(Data entries)
┌────────

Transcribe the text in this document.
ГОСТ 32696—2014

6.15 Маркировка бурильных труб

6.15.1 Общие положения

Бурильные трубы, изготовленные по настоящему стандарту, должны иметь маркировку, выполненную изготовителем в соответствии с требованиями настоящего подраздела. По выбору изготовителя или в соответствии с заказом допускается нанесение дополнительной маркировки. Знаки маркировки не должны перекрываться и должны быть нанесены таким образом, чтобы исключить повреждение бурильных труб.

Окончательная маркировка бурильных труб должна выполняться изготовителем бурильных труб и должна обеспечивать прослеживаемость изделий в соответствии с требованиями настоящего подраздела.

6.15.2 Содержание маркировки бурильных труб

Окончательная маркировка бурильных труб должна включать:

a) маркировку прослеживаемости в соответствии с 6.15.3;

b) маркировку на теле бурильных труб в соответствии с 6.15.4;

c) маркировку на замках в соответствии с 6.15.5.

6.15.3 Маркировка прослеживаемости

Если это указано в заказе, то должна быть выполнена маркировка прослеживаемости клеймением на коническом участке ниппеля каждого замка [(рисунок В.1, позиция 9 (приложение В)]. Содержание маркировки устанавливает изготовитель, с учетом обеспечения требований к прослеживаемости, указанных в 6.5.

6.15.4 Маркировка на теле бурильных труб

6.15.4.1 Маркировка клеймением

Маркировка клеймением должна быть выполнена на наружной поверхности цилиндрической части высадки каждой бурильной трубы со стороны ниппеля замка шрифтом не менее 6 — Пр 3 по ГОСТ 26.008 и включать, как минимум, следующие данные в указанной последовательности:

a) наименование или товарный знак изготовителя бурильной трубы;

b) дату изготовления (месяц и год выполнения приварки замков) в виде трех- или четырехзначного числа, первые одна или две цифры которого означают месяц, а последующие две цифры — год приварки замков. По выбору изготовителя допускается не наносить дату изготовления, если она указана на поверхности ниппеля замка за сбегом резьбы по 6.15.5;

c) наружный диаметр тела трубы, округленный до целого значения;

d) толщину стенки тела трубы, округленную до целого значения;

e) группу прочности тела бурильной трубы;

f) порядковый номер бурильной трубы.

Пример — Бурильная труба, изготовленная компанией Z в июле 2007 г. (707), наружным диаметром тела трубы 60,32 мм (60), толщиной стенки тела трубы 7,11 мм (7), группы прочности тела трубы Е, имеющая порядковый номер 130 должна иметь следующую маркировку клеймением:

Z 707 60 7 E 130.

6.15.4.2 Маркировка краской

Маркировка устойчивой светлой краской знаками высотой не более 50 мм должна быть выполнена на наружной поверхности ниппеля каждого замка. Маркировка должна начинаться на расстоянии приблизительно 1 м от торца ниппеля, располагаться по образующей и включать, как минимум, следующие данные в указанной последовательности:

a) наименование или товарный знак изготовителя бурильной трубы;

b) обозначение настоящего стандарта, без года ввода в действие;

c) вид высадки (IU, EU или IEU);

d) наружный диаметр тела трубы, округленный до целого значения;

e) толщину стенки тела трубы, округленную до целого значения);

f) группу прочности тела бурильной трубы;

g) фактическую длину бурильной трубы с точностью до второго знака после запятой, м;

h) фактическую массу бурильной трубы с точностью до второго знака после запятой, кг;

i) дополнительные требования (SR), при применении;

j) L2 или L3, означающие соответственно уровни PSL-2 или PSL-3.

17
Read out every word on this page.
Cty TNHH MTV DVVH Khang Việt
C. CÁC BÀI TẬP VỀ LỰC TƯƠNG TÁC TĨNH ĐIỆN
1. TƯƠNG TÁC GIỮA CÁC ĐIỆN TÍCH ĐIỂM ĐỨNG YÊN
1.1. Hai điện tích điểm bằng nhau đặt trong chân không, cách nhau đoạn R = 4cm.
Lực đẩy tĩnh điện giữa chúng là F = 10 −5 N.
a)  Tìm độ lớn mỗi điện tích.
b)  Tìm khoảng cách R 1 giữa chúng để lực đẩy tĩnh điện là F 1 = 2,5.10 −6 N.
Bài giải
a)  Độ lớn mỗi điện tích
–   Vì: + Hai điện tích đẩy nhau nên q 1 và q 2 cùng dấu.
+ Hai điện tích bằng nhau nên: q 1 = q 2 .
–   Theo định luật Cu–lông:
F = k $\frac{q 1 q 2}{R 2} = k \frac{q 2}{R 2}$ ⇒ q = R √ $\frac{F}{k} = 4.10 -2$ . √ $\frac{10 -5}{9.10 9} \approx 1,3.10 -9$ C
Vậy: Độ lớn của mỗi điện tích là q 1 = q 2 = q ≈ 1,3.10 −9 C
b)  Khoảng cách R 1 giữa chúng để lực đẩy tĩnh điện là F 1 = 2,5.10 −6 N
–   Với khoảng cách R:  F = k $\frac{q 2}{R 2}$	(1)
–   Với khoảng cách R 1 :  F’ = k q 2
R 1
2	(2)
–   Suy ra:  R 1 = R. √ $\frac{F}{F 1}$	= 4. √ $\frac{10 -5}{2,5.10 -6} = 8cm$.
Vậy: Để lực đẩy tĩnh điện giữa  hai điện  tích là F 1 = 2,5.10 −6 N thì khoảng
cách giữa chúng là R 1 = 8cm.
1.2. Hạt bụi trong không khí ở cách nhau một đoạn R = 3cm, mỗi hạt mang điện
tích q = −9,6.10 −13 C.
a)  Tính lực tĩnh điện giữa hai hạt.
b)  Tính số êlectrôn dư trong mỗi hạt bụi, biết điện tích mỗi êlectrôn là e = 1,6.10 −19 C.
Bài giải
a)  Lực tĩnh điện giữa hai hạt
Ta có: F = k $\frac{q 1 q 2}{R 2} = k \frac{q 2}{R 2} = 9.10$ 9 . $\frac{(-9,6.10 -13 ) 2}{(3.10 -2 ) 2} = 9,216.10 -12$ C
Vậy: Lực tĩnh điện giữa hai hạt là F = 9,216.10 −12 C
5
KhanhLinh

└────────

:: TASK TO COMPLETE ::
Restate the final lines of the listing above word for word, beginning at the line that contains "Read out every word on this page.".

:: FINISHED EXERCISE ::
Read out every word on this page.
Cty TNHH MTV DVVH Khang Việt
C. CÁC BÀI TẬP VỀ LỰC TƯƠNG TÁC TĨNH ĐIỆN
1. TƯƠNG TÁC GIỮA CÁC ĐIỆN TÍCH ĐIỂM ĐỨNG YÊN
1.1. Hai điện tích điểm bằng nhau đặt trong chân không, cách nhau đoạn R = 4cm.
Lực đẩy tĩnh điện giữa chúng là F = 10 −5 N.
a)  Tìm độ lớn mỗi điện tích.
b)  Tìm khoảng cách R 1 giữa chúng để lực đẩy tĩnh điện là F 1 = 2,5.10 −6 N.
Bài giải
a)  Độ lớn mỗi điện tích
–   Vì: + Hai điện tích đẩy nhau nên q 1 và q 2 cùng dấu.
+ Hai điện tích bằng nhau nên: q 1 = q 2 .
–   Theo định luật Cu–lông:
F = k $\frac{q 1 q 2}{R 2} = k \frac{q 2}{R 2}$ ⇒ q = R √ $\frac{F}{k} = 4.10 -2$ . √ $\frac{10 -5}{9.10 9} \approx 1,3.10 -9$ C
Vậy: Độ lớn của mỗi điện tích là q 1 = q 2 = q ≈ 1,3.10 −9 C
b)  Khoảng cách R 1 giữa chúng để lực đẩy tĩnh điện là F 1 = 2,5.10 −6 N
–   Với khoảng cách R:  F = k $\frac{q 2}{R 2}$	(1)
–   Với khoảng cách R 1 :  F’ = k q 2
R 1
2	(2)
–   Suy ra:  R 1 = R. √ $\frac{F}{F 1}$	= 4. √ $\frac{10 -5}{2,5.10 -6} = 8cm$.
Vậy: Để lực đẩy tĩnh điện giữa  hai điện  tích là F 1 = 2,5.10 −6 N thì khoảng
cách giữa chúng là R 1 = 8cm.
1.2. Hạt bụi trong không khí ở cách nhau một đoạn R = 3cm, mỗi hạt mang điện
tích q = −9,6.10 −13 C.
a)  Tính lực tĩnh điện giữa hai hạt.
b)  Tính số êlectrôn dư trong mỗi hạt bụi, biết điện tích mỗi êlectrôn là e = 1,6.10 −19 C.
Bài giải
a)  Lực tĩnh điện giữa hai hạt
Ta có: F = k $\frac{q 1 q 2}{R 2} = k \frac{q 2}{R 2} = 9.10$ 9 . $\frac{(-9,6.10 -13 ) 2}{(3.10 -2 ) 2} = 9,216.10 -12$ C
Vậy: Lực tĩnh điện giữa hai hạt là F = 9,216.10 −12 C
5
KhanhLinh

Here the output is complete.